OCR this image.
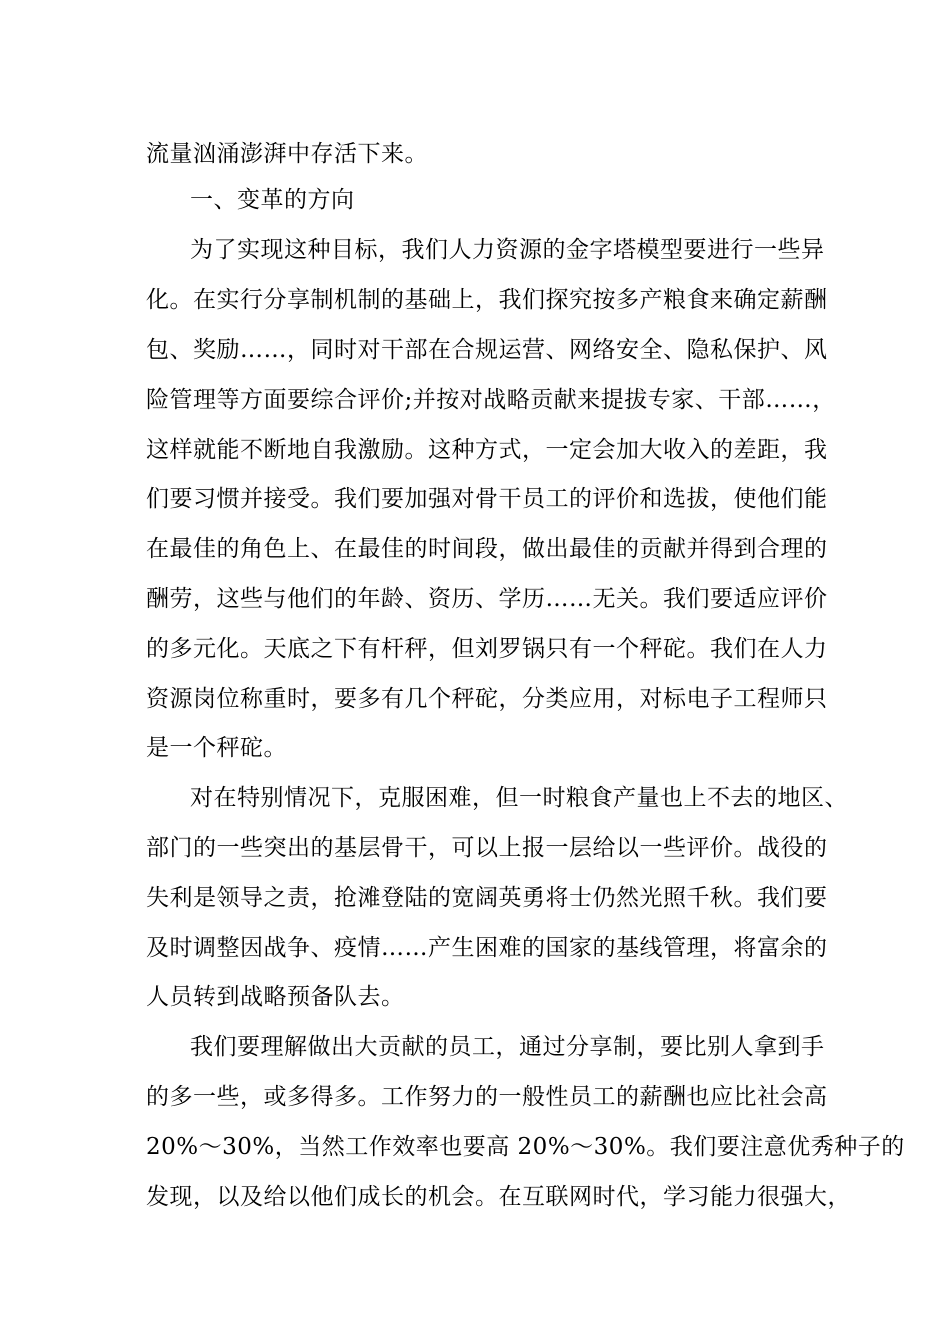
流量汹涌澎湃中存活下来。
一、变革的方向
为了实现这种目标，我们人力资源的金字塔模型要进行一些异
化。在实行分享制机制的基础上，我们探究按多产粮食来确定薪酬
包、奖励……，同时对干部在合规运营、网络安全、隐私保护、风
险管理等方面要综合评价;并按对战略贡献来提拔专家、干部……，
这样就能不断地自我激励。这种方式，一定会加大收入的差距，我
们要习惯并接受。我们要加强对骨干员工的评价和选拔，使他们能
在最佳的角色上、在最佳的时间段，做出最佳的贡献并得到合理的
酬劳，这些与他们的年龄、资历、学历……无关。我们要适应评价
的多元化。天底之下有杆秤，但刘罗锅只有一个秤砣。我们在人力
资源岗位称重时，要多有几个秤砣，分类应用，对标电子工程师只
是一个秤砣。
对在特别情况下，克服困难，但一时粮食产量也上不去的地区、
部门的一些突出的基层骨干，可以上报一层给以一些评价。战役的
失利是领导之责，抢滩登陆的宽阔英勇将士仍然光照千秋。我们要
及时调整因战争、疫情……产生困难的国家的基线管理，将富余的
人员转到战略预备队去。
我们要理解做出大贡献的员工，通过分享制，要比别人拿到手
的多一些，或多得多。工作努力的一般性员工的薪酬也应比社会高
20%～30%，当然工作效率也要高 20%～30%。我们要注意优秀种子的
发现，以及给以他们成长的机会。在互联网时代，学习能力很强大，
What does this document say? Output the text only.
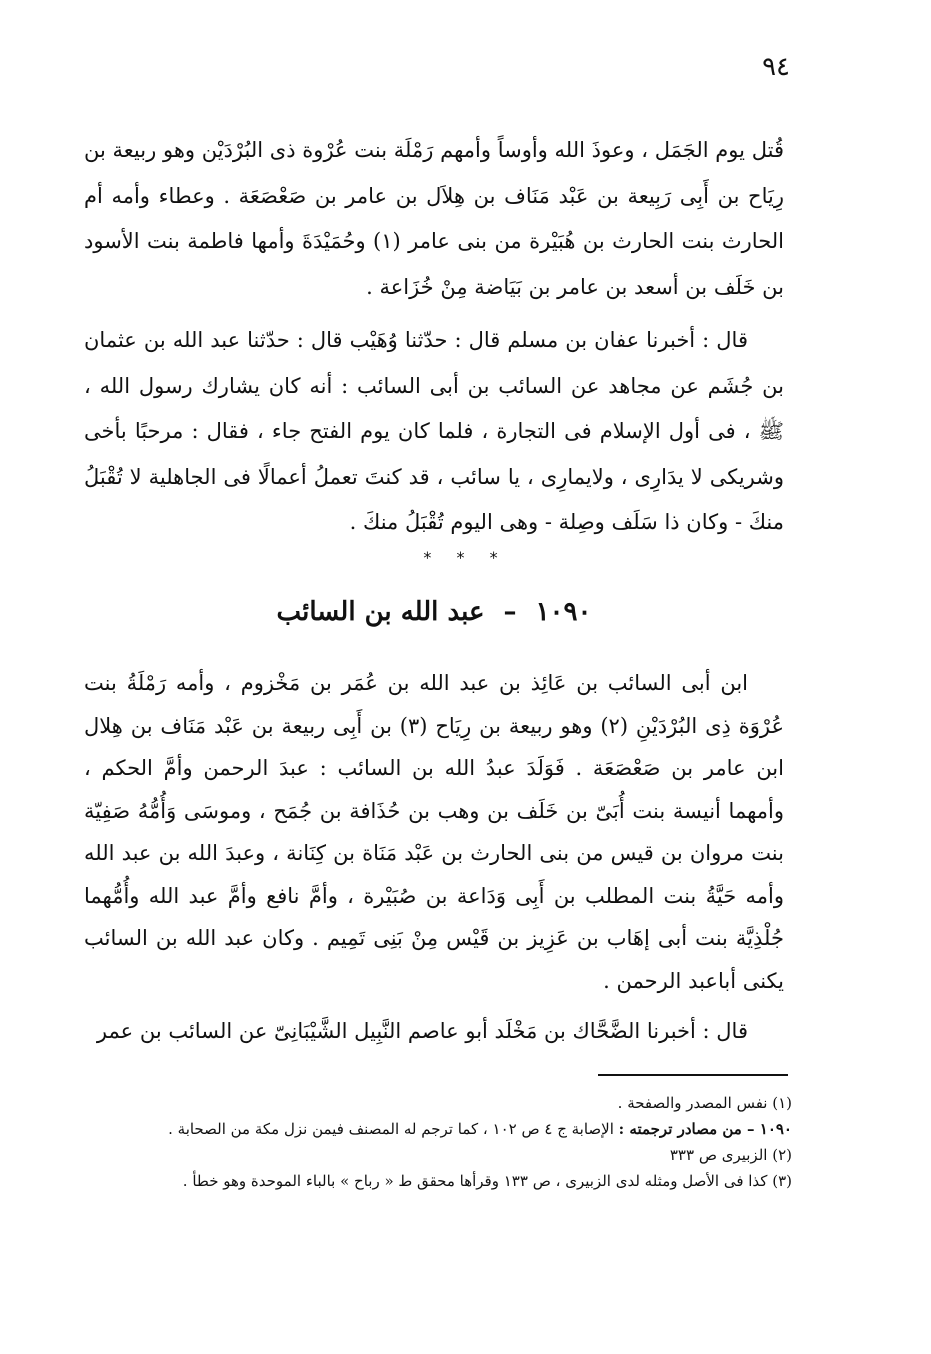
٩٤

قُتل يوم الجَمَل ، وعوذَ الله وأوساً وأمهم رَمْلَة بنت عُرْوة ذى البُرْدَيْن وهو ربيعة بن رِيَاح بن أَبِى رَبِيعة بن عَبْد مَنَاف بن هِلاَل بن عامر بن صَعْصَعَة . وعطاء وأمه أم الحارث بنت الحارث بن هُبَيْرة من بنى عامر (١) وحُمَيْدَةَ وأمها فاطمة بنت الأسود بن خَلَف بن أسعد بن عامر بن بَيَاضة مِنْ خُزَاعة .

قال : أخبرنا عفان بن مسلم قال : حدّثنا وُهَيْب قال : حدّثنا عبد الله بن عثمان بن جُشَم عن مجاهد عن السائب بن أبى السائب : أنه كان يشارك رسول الله ، ﷺ ، فى أول الإسلام فى التجارة ، فلما كان يوم الفتح جاء ، فقال : مرحبًا بأخى وشريكى لا يدَارِى ، ولايمارِى ، يا سائب ، قد كنتَ تعملُ أعمالًا فى الجاهلية لا تُقْبَلُ منكَ - وكان ذا سَلَف وصِلة - وهى اليوم تُقْبَلُ منكَ .

* * *
١٠٩٠ – عبد الله بن السائب

ابن أبى السائب بن عَائِذ بن عبد الله بن عُمَر بن مَخْزوم ، وأمه رَمْلَةُ بنت عُرْوَة ذِى البُرْدَيْنِ (٢) وهو ربيعة بن رِيَاح (٣) بن أَبِى ربيعة بن عَبْد مَنَاف بن هِلال ابن عامر بن صَعْصَعَة . فَوَلَدَ عبدُ الله بن السائب : عبدَ الرحمن وأمَّ الحكم ، وأمهما أنيسة بنت أُبَىّ بن خَلَف بن وهب بن حُذَافة بن جُمَح ، وموسَى وَأُمُّهُ صَفِيّة بنت مروان بن قيس من بنى الحارث بن عَبْد مَنَاة بن كِنَانة ، وعبدَ الله بن عبد الله وأمه حَيَّةُ بنت المطلب بن أَبِى وَدَاعة بن صُبَيْرة ، وأمَّ نافع وأمَّ عبد الله وأُمُّهما جُلْذِيَّة بنت أبى إهَاب بن عَزِيز بن قَيْس مِنْ بَنِى تَمِيم . وكان عبد الله بن السائب يكنى أباعبد الرحمن .

قال : أخبرنا الضَّحَّاك بن مَخْلَد أبو عاصم النَّبِيل الشَّيْبَانِىّ عن السائب بن عمر

(١) نفس المصدر والصفحة .

١٠٩٠ – من مصادر ترجمته : الإصابة ج ٤ ص ١٠٢ ، كما ترجم له المصنف فيمن نزل مكة من الصحابة .

(٢) الزبيرى ص ٣٣٣

(٣) كذا فى الأصل ومثله لدى الزبيرى ، ص ١٣٣ وقرأها محقق ط « رباح » بالباء الموحدة وهو خطأ .
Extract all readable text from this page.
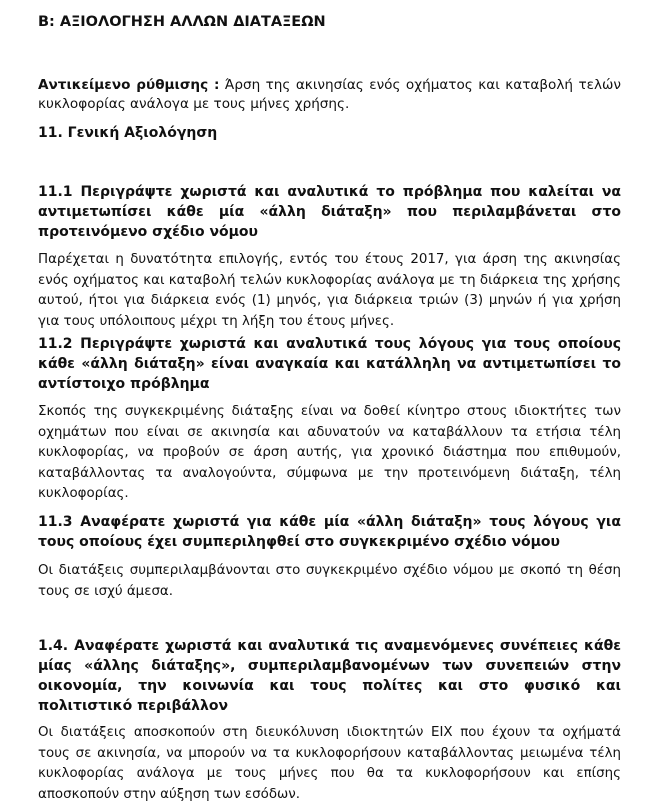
Β: ΑΞΙΟΛΟΓΗΣΗ ΑΛΛΩΝ ΔΙΑΤΑΞΕΩΝ

Αντικείμενο ρύθμισης : Άρση της ακινησίας ενός οχήματος και καταβολή τελών κυκλοφορίας ανάλογα με τους μήνες χρήσης.

11. Γενική Αξιολόγηση

11.1 Περιγράψτε χωριστά και αναλυτικά το πρόβλημα που καλείται να αντιμετωπίσει κάθε μία «άλλη διάταξη» που περιλαμβάνεται στο προτεινόμενο σχέδιο νόμου

Παρέχεται η δυνατότητα επιλογής, εντός του έτους 2017, για άρση της ακινησίας ενός οχήματος και καταβολή τελών κυκλοφορίας ανάλογα με τη διάρκεια της χρήσης αυτού, ήτοι για διάρκεια ενός (1) μηνός, για διάρκεια τριών (3) μηνών ή για χρήση για τους υπόλοιπους μέχρι τη λήξη του έτους μήνες.

11.2 Περιγράψτε χωριστά και αναλυτικά τους λόγους για τους οποίους κάθε «άλλη διάταξη» είναι αναγκαία και κατάλληλη να αντιμετωπίσει το αντίστοιχο πρόβλημα

Σκοπός της συγκεκριμένης διάταξης είναι να δοθεί κίνητρο στους ιδιοκτήτες των οχημάτων που είναι σε ακινησία και αδυνατούν να καταβάλλουν τα ετήσια τέλη κυκλοφορίας, να προβούν σε άρση αυτής, για χρονικό διάστημα που επιθυμούν, καταβάλλοντας τα αναλογούντα, σύμφωνα με την προτεινόμενη διάταξη, τέλη κυκλοφορίας.

11.3 Αναφέρατε χωριστά για κάθε μία «άλλη διάταξη» τους λόγους για τους οποίους έχει συμπεριληφθεί στο συγκεκριμένο σχέδιο νόμου

Οι διατάξεις συμπεριλαμβάνονται στο συγκεκριμένο σχέδιο νόμου με σκοπό τη θέση τους σε ισχύ άμεσα.

1.4. Αναφέρατε χωριστά και αναλυτικά τις αναμενόμενες συνέπειες κάθε μίας «άλλης διάταξης», συμπεριλαμβανομένων των συνεπειών στην οικονομία, την κοινωνία και τους πολίτες και στο φυσικό και πολιτιστικό περιβάλλον

Οι διατάξεις αποσκοπούν στη διευκόλυνση ιδιοκτητών ΕΙΧ που έχουν τα οχήματά τους σε ακινησία, να μπορούν να τα κυκλοφορήσουν καταβάλλοντας μειωμένα τέλη κυκλοφορίας ανάλογα με τους μήνες που θα τα κυκλοφορήσουν και επίσης αποσκοπούν στην αύξηση των εσόδων.
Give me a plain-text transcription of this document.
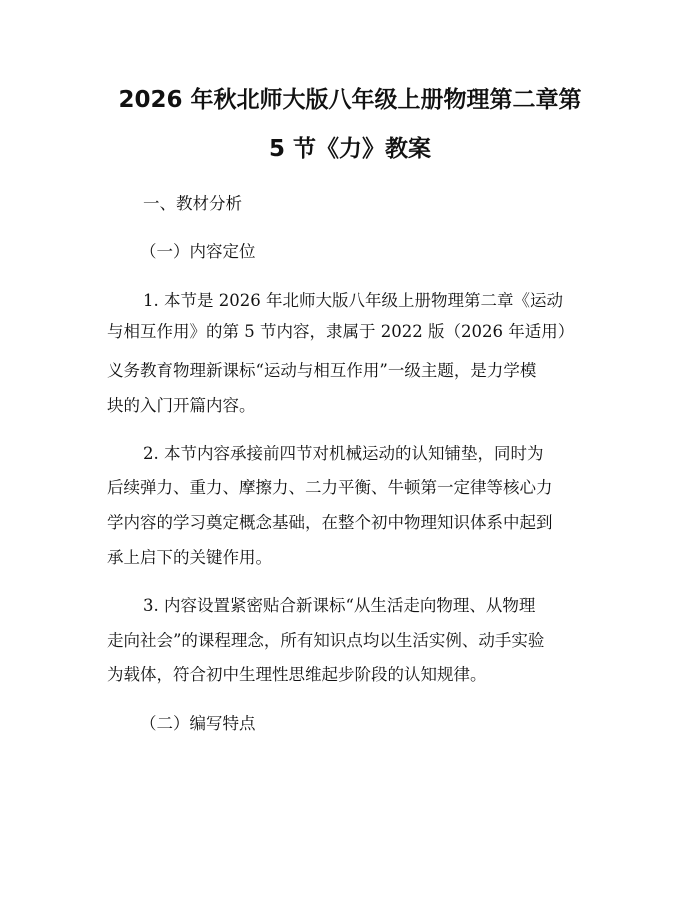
2026 年秋北师大版八年级上册物理第二章第
5 节《力》教案
一、教材分析
（一）内容定位
1. 本节是 2026 年北师大版八年级上册物理第二章《运动
与相互作用》的第 5 节内容，隶属于 2022 版（2026 年适用）
义务教育物理新课标“运动与相互作用”一级主题，是力学模
块的入门开篇内容。
2. 本节内容承接前四节对机械运动的认知铺垫，同时为
后续弹力、重力、摩擦力、二力平衡、牛顿第一定律等核心力
学内容的学习奠定概念基础，在整个初中物理知识体系中起到
承上启下的关键作用。
3. 内容设置紧密贴合新课标“从生活走向物理、从物理
走向社会”的课程理念，所有知识点均以生活实例、动手实验
为载体，符合初中生理性思维起步阶段的认知规律。
（二）编写特点
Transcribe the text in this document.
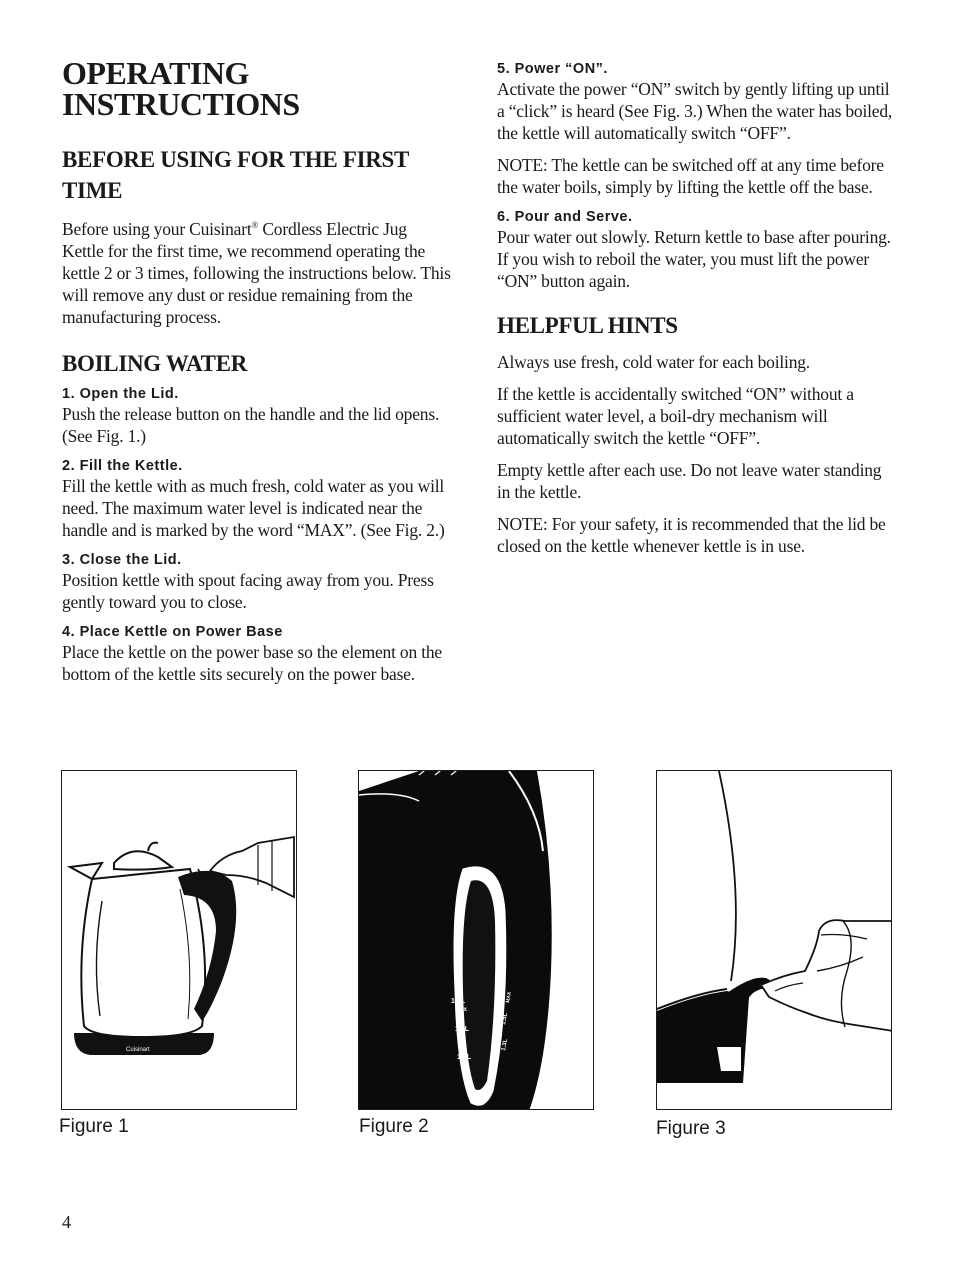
OPERATING INSTRUCTIONS
BEFORE USING FOR THE FIRST TIME

Before using your Cuisinart® Cordless Electric Jug Kettle for the first time, we recommend operating the kettle 2 or 3 times, following the instructions below. This will remove any dust or residue remaining from the manufacturing process.

BOILING WATER
1. Open the Lid.

Push the release button on the handle and the lid opens. (See Fig. 1.)

2. Fill the Kettle.

Fill the kettle with as much fresh, cold water as you will need. The maximum water level is indicated near the handle and is marked by the word “MAX”. (See Fig. 2.)

3. Close the Lid.

Position kettle with spout facing away from you. Press gently toward you to close.

4. Place Kettle on Power Base

Place the kettle on the power base so the element on the bottom of the kettle sits securely on the power base.

5. Power “ON”.

Activate the power “ON” switch by gently lifting up until a “click” is heard (See Fig. 3.) When the water has boiled, the kettle will automatically switch “OFF”.

NOTE: The kettle can be switched off at any time before the water boils, simply by lifting the kettle off the base.

6. Pour and Serve.

Pour water out slowly. Return kettle to base after pouring. If you wish to reboil the water, you must lift the power “ON” button again.

HELPFUL HINTS

Always use fresh, cold water for each boiling.

If the kettle is accidentally switched “ON” without a sufficient water level, a boil-dry mechanism will automatically switch the kettle “OFF”.

Empty kettle after each use. Do not leave water standing in the kettle.

NOTE: For your safety, it is recommended that the lid be closed on the kettle whenever kettle is in use.

Cuisinart
Figure 1
1.7L
max
1.5L
1.3L
1.7L
MAX
1.5L
1.3L
Figure 2	Figure 3
4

*AIM*. Only lines with the word "your" are wanted, so copy each one from the records.

*WRITTEN ANSWER*.
Before using your Cuisinart® Cordless Electric Jug Kettle for the first time, we recommend operating the kettle 2 or 3 times, following the instructions below. This will remove any dust or residue remaining from the manufacturing process.
NOTE: For your safety, it is recommended that the lid be closed on the kettle whenever kettle is in use.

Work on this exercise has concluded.